Find every line with "frac" in it, then report how many there are and nothing more.

-------- MATERIAL FOR THE TASK

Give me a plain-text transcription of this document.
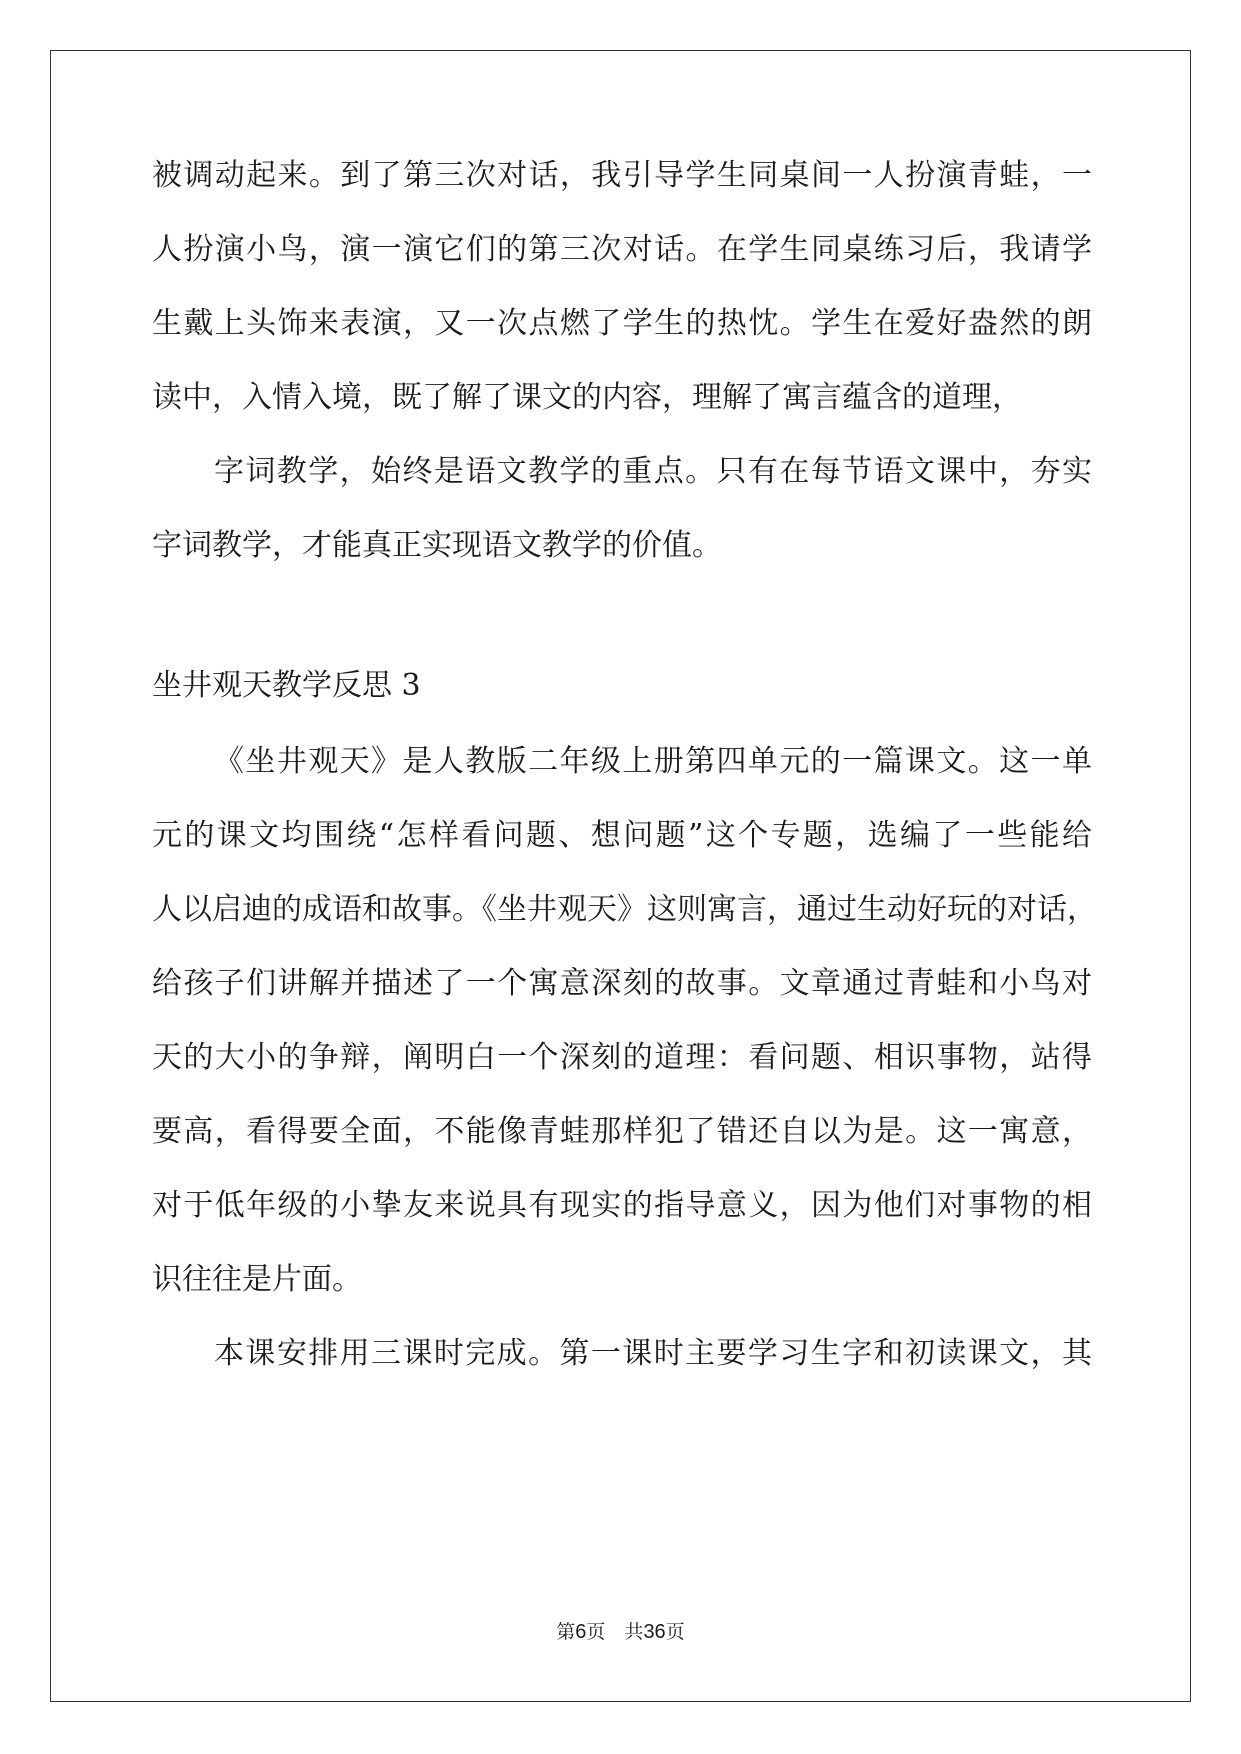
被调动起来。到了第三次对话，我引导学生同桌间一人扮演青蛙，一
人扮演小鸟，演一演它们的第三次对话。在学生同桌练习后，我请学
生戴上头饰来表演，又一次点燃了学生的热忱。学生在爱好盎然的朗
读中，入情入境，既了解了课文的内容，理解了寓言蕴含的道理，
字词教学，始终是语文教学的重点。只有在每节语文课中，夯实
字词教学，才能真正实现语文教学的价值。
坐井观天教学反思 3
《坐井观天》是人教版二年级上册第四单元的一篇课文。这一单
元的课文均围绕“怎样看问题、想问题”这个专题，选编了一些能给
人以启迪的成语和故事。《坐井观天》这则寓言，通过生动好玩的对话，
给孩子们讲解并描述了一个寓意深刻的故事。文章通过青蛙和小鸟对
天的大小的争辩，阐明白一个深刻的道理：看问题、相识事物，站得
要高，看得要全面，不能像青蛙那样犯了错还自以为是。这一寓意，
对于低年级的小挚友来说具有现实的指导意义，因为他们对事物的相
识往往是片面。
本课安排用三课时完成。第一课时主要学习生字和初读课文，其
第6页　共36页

----------------
-------- MATERIAL FOR THE TASK

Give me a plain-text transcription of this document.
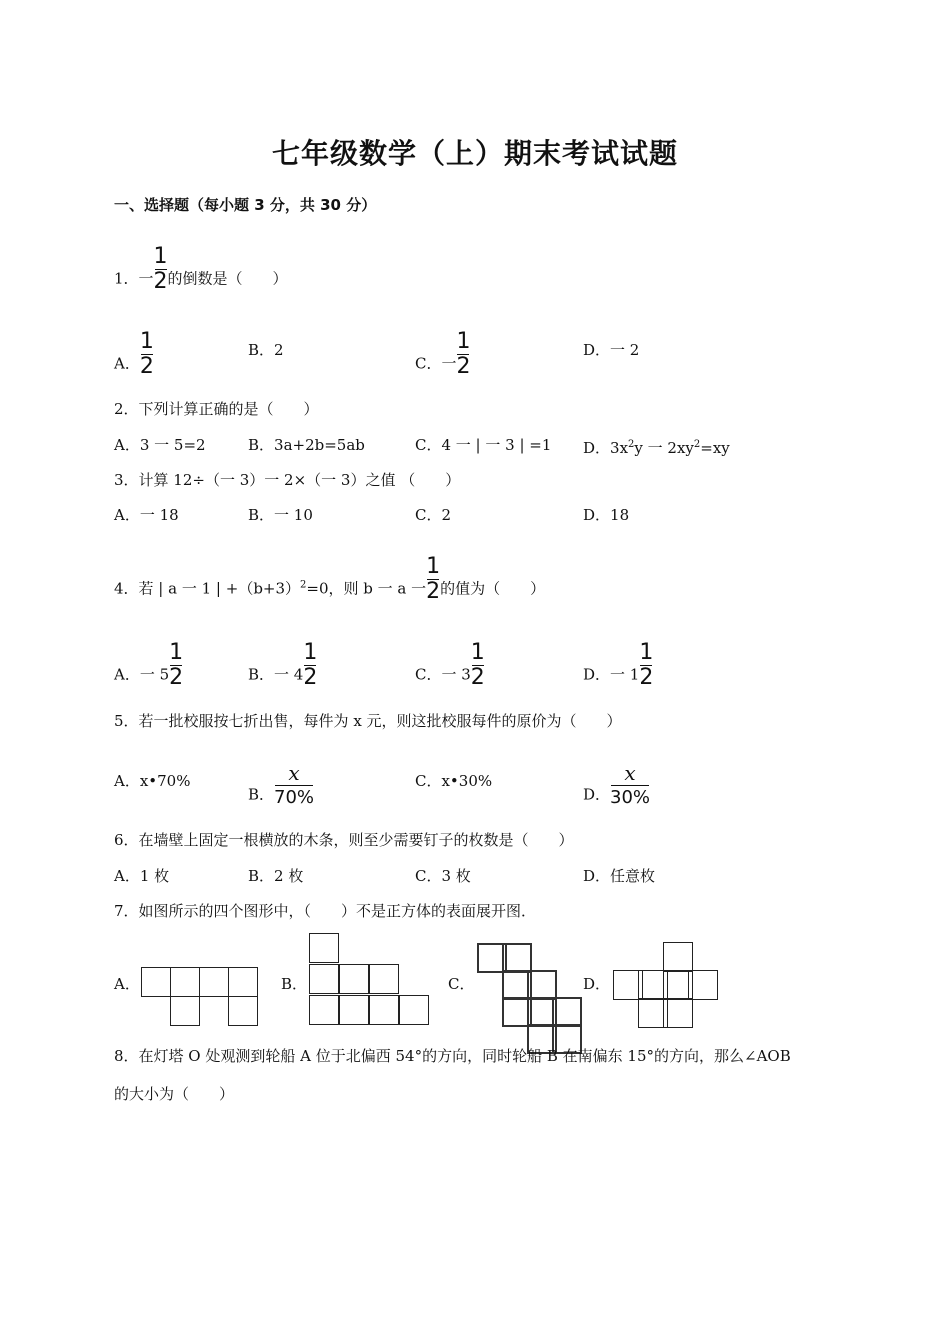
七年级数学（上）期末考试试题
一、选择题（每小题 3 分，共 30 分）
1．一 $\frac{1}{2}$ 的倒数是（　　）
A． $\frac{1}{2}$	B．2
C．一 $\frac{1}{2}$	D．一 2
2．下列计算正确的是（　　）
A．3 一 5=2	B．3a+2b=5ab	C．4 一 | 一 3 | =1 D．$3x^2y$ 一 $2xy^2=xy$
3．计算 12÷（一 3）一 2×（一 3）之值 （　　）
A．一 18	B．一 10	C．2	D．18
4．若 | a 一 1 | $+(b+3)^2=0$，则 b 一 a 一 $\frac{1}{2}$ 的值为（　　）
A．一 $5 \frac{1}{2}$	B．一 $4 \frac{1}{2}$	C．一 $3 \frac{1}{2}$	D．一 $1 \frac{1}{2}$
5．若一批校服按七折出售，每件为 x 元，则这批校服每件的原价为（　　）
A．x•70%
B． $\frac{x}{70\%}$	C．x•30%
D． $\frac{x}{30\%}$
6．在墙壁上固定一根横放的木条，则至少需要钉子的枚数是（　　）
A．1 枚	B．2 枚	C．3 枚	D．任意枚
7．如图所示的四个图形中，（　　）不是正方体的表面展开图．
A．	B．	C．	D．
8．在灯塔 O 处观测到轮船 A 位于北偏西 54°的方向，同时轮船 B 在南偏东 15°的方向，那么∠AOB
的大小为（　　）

----------------
-------- MATERIAL FOR THE TASK

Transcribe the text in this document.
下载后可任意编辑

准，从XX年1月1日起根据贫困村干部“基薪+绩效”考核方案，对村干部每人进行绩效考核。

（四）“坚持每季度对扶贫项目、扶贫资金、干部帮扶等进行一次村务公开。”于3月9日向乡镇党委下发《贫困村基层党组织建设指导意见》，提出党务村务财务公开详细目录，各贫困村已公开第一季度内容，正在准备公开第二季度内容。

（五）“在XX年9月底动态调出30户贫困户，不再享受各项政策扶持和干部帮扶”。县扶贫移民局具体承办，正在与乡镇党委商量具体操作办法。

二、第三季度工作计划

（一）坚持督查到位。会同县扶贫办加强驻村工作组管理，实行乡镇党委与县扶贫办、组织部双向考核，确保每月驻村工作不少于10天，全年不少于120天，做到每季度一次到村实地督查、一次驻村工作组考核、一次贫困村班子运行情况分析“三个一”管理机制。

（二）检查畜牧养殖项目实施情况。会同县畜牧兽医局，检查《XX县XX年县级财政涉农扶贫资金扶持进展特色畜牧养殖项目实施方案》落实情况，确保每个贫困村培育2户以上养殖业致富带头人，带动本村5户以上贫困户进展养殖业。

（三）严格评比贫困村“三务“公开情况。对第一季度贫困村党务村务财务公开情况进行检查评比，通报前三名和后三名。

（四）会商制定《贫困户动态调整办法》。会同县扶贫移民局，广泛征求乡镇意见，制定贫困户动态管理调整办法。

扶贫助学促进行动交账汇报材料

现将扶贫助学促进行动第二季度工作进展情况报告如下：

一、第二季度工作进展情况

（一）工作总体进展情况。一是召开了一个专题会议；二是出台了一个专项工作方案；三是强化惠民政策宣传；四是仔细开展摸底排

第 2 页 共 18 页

----------------

## WORKED SOLUTION
7